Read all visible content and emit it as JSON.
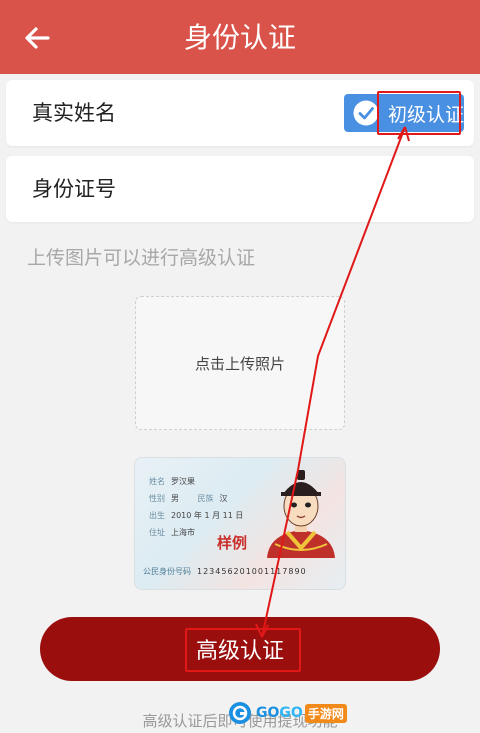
{
  "header": {
    "title": "身份认证"
  },
  "form": {
    "name_label": "真实姓名",
    "badge_label": "初级认证",
    "id_label": "身份证号"
  },
  "hint": "上传图片可以进行高级认证",
  "upload": {
    "label": "点击上传照片"
  },
  "sample_card": {
    "name_key": "姓名",
    "name_val": "罗汉果",
    "sex_key": "性别",
    "sex_val": "男",
    "nation_key": "民族",
    "nation_val": "汉",
    "birth_key": "出生",
    "birth_val": "2010 年 1 月 11 日",
    "addr_key": "住址",
    "addr_val": "上海市",
    "sample_mark": "样例",
    "number_key": "公民身份号码",
    "number_val": "123456201001117890"
  },
  "submit": {
    "label": "高级认证"
  },
  "footer_note": "高级认证后即可使用提现功能",
  "watermark": {
    "go1": "GO",
    "go2": "GO",
    "cn": "手游网"
  },
  "colors": {
    "header": "#d9534a",
    "badge": "#4a90e2",
    "button": "#9b0e0e",
    "annotation": "#e01818"
  }
}
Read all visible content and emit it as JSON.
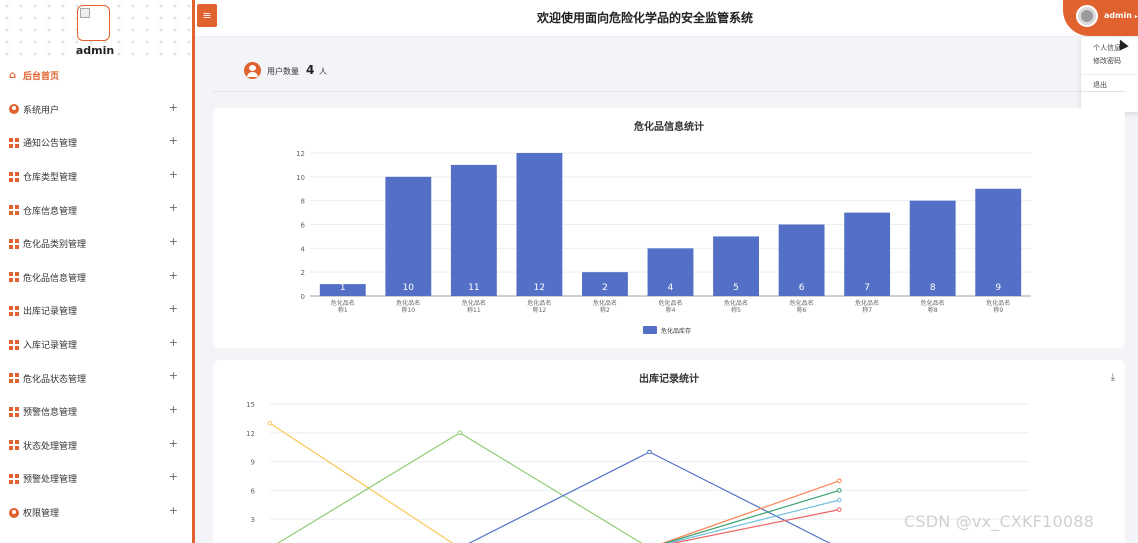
{
  "sidebar": {
    "username": "admin",
    "menu": [
      {
        "label": "后台首页",
        "icon": "home-icon",
        "active": true
      },
      {
        "label": "系统用户",
        "icon": "user-icon"
      },
      {
        "label": "通知公告管理",
        "icon": "grid-icon"
      },
      {
        "label": "仓库类型管理",
        "icon": "grid-icon"
      },
      {
        "label": "仓库信息管理",
        "icon": "grid-icon"
      },
      {
        "label": "危化品类别管理",
        "icon": "grid-icon"
      },
      {
        "label": "危化品信息管理",
        "icon": "grid-icon"
      },
      {
        "label": "出库记录管理",
        "icon": "grid-icon"
      },
      {
        "label": "入库记录管理",
        "icon": "grid-icon"
      },
      {
        "label": "危化品状态管理",
        "icon": "grid-icon"
      },
      {
        "label": "预警信息管理",
        "icon": "grid-icon"
      },
      {
        "label": "状态处理管理",
        "icon": "grid-icon"
      },
      {
        "label": "预警处理管理",
        "icon": "grid-icon"
      },
      {
        "label": "权限管理",
        "icon": "user-icon"
      }
    ],
    "expand_symbol": "+"
  },
  "header": {
    "menu_toggle_symbol": "≡",
    "title": "欢迎使用面向危险化学品的安全监管系统",
    "user_label": "admin",
    "user_caret": "▸",
    "dropdown": [
      "个人信息",
      "修改密码",
      "退出"
    ]
  },
  "stats": {
    "label": "用户数量",
    "value": "4",
    "unit": "人"
  },
  "accent_color": "#e0622f",
  "chart_data": [
    {
      "type": "bar",
      "title": "危化品信息统计",
      "categories": [
        "危化品名称1",
        "危化品名称10",
        "危化品名称11",
        "危化品名称12",
        "危化品名称2",
        "危化品名称4",
        "危化品名称5",
        "危化品名称6",
        "危化品名称7",
        "危化品名称8",
        "危化品名称9"
      ],
      "series": [
        {
          "name": "危化品库存",
          "values": [
            1,
            10,
            11,
            12,
            2,
            4,
            5,
            6,
            7,
            8,
            9
          ],
          "color": "#5470c6"
        }
      ],
      "yticks": [
        0,
        2,
        4,
        6,
        8,
        10,
        12
      ],
      "ylim": [
        0,
        12
      ],
      "data_labels": true,
      "legend": "bottom-center"
    },
    {
      "type": "line",
      "title": "出库记录统计",
      "download_icon": "download-icon",
      "yticks": [
        3,
        6,
        9,
        12,
        15
      ],
      "ylim": [
        0,
        15
      ],
      "series": [
        {
          "color": "#fac858",
          "values": [
            13,
            0,
            null,
            null,
            null
          ]
        },
        {
          "color": "#91cc75",
          "values": [
            0,
            12,
            0,
            null,
            null
          ]
        },
        {
          "color": "#5470c6",
          "values": [
            null,
            0,
            10,
            0,
            null
          ]
        },
        {
          "color": "#fc8452",
          "values": [
            null,
            null,
            0,
            7,
            null
          ]
        },
        {
          "color": "#3ba272",
          "values": [
            null,
            null,
            0,
            6,
            null
          ]
        },
        {
          "color": "#73c0de",
          "values": [
            null,
            null,
            0,
            5,
            null
          ]
        },
        {
          "color": "#ee6666",
          "values": [
            null,
            null,
            0,
            4,
            null
          ]
        }
      ]
    }
  ],
  "watermark": "CSDN @vx_CXKF10088"
}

--

Print the entries above exactly, taking out only the pictures.

▶ _Full answer_
Read all visible content and emit it as JSON.
{
  "header": {
    "title": "身份认证"
  },
  "form": {
    "name_label": "真实姓名",
    "badge_label": "初级认证",
    "id_label": "身份证号"
  },
  "hint": "上传图片可以进行高级认证",
  "upload": {
    "label": "点击上传照片"
  },
  "sample_card": {
    "name_key": "姓名",
    "name_val": "罗汉果",
    "sex_key": "性别",
    "sex_val": "男",
    "nation_key": "民族",
    "nation_val": "汉",
    "birth_key": "出生",
    "birth_val": "2010 年 1 月 11 日",
    "addr_key": "住址",
    "addr_val": "上海市",
    "sample_mark": "样例",
    "number_key": "公民身份号码",
    "number_val": "123456201001117890"
  },
  "submit": {
    "label": "高级认证"
  },
  "footer_note": "高级认证后即可使用提现功能",
  "watermark": {
    "go1": "GO",
    "go2": "GO",
    "cn": "手游网"
  },
  "colors": {
    "header": "#d9534a",
    "badge": "#4a90e2",
    "button": "#9b0e0e",
    "annotation": "#e01818"
  }
}
Read all visible content and emit it as JSON.
{
  "sidebar": {
    "username": "admin",
    "menu": [
      {
        "label": "后台首页",
        "icon": "home-icon",
        "active": true
      },
      {
        "label": "系统用户",
        "icon": "user-icon"
      },
      {
        "label": "通知公告管理",
        "icon": "grid-icon"
      },
      {
        "label": "仓库类型管理",
        "icon": "grid-icon"
      },
      {
        "label": "仓库信息管理",
        "icon": "grid-icon"
      },
      {
        "label": "危化品类别管理",
        "icon": "grid-icon"
      },
      {
        "label": "危化品信息管理",
        "icon": "grid-icon"
      },
      {
        "label": "出库记录管理",
        "icon": "grid-icon"
      },
      {
        "label": "入库记录管理",
        "icon": "grid-icon"
      },
      {
        "label": "危化品状态管理",
        "icon": "grid-icon"
      },
      {
        "label": "预警信息管理",
        "icon": "grid-icon"
      },
      {
        "label": "状态处理管理",
        "icon": "grid-icon"
      },
      {
        "label": "预警处理管理",
        "icon": "grid-icon"
      },
      {
        "label": "权限管理",
        "icon": "user-icon"
      }
    ],
    "expand_symbol": "+"
  },
  "header": {
    "menu_toggle_symbol": "≡",
    "title": "欢迎使用面向危险化学品的安全监管系统",
    "user_label": "admin",
    "user_caret": "▸",
    "dropdown": [
      "个人信息",
      "修改密码",
      "退出"
    ]
  },
  "stats": {
    "label": "用户数量",
    "value": "4",
    "unit": "人"
  },
  "accent_color": "#e0622f",
  "chart_data": [
    {
      "type": "bar",
      "title": "危化品信息统计",
      "categories": [
        "危化品名称1",
        "危化品名称10",
        "危化品名称11",
        "危化品名称12",
        "危化品名称2",
        "危化品名称4",
        "危化品名称5",
        "危化品名称6",
        "危化品名称7",
        "危化品名称8",
        "危化品名称9"
      ],
      "series": [
        {
          "name": "危化品库存",
          "values": [
            1,
            10,
            11,
            12,
            2,
            4,
            5,
            6,
            7,
            8,
            9
          ],
          "color": "#5470c6"
        }
      ],
      "yticks": [
        0,
        2,
        4,
        6,
        8,
        10,
        12
      ],
      "ylim": [
        0,
        12
      ],
      "data_labels": true,
      "legend": "bottom-center"
    },
    {
      "type": "line",
      "title": "出库记录统计",
      "download_icon": "download-icon",
      "yticks": [
        3,
        6,
        9,
        12,
        15
      ],
      "ylim": [
        0,
        15
      ],
      "series": [
        {
          "color": "#fac858",
          "values": [
            13,
            0,
            null,
            null,
            null
          ]
        },
        {
          "color": "#91cc75",
          "values": [
            0,
            12,
            0,
            null,
            null
          ]
        },
        {
          "color": "#5470c6",
          "values": [
            null,
            0,
            10,
            0,
            null
          ]
        },
        {
          "color": "#fc8452",
          "values": [
            null,
            null,
            0,
            7,
            null
          ]
        },
        {
          "color": "#3ba272",
          "values": [
            null,
            null,
            0,
            6,
            null
          ]
        },
        {
          "color": "#73c0de",
          "values": [
            null,
            null,
            0,
            5,
            null
          ]
        },
        {
          "color": "#ee6666",
          "values": [
            null,
            null,
            0,
            4,
            null
          ]
        }
      ]
    }
  ],
  "watermark": "CSDN @vx_CXKF10088"
}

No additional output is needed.